# [PROVIDED RECORDS]
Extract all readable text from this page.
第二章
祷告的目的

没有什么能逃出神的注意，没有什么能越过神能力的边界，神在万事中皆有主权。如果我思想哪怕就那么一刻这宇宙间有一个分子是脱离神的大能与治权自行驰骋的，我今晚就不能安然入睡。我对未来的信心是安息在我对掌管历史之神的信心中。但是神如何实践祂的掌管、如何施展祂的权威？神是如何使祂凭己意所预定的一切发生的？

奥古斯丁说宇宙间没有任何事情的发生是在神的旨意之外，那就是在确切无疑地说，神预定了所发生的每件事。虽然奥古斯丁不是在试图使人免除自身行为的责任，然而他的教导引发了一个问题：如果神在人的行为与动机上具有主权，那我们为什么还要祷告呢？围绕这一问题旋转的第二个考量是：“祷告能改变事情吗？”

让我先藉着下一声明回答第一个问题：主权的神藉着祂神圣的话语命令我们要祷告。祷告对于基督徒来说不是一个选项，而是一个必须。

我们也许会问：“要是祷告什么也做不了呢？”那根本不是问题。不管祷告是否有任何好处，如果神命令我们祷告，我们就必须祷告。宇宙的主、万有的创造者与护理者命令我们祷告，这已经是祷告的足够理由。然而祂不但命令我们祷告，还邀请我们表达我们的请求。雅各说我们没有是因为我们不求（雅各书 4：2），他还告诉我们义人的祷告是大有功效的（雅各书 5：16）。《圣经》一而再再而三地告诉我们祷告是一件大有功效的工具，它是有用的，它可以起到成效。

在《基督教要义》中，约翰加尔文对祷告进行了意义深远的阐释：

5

# [EXERCISE GOAL]
Write down all the entries again without a single difference.

# [THE REPLY]
Extract all readable text from this page.
第二章
祷告的目的

没有什么能逃出神的注意，没有什么能越过神能力的边界，神在万事中皆有主权。如果我思想哪怕就那么一刻这宇宙间有一个分子是脱离神的大能与治权自行驰骋的，我今晚就不能安然入睡。我对未来的信心是安息在我对掌管历史之神的信心中。但是神如何实践祂的掌管、如何施展祂的权威？神是如何使祂凭己意所预定的一切发生的？

奥古斯丁说宇宙间没有任何事情的发生是在神的旨意之外，那就是在确切无疑地说，神预定了所发生的每件事。虽然奥古斯丁不是在试图使人免除自身行为的责任，然而他的教导引发了一个问题：如果神在人的行为与动机上具有主权，那我们为什么还要祷告呢？围绕这一问题旋转的第二个考量是：“祷告能改变事情吗？”

让我先藉着下一声明回答第一个问题：主权的神藉着祂神圣的话语命令我们要祷告。祷告对于基督徒来说不是一个选项，而是一个必须。

我们也许会问：“要是祷告什么也做不了呢？”那根本不是问题。不管祷告是否有任何好处，如果神命令我们祷告，我们就必须祷告。宇宙的主、万有的创造者与护理者命令我们祷告，这已经是祷告的足够理由。然而祂不但命令我们祷告，还邀请我们表达我们的请求。雅各说我们没有是因为我们不求（雅各书 4：2），他还告诉我们义人的祷告是大有功效的（雅各书 5：16）。《圣经》一而再再而三地告诉我们祷告是一件大有功效的工具，它是有用的，它可以起到成效。

在《基督教要义》中，约翰加尔文对祷告进行了意义深远的阐释：

5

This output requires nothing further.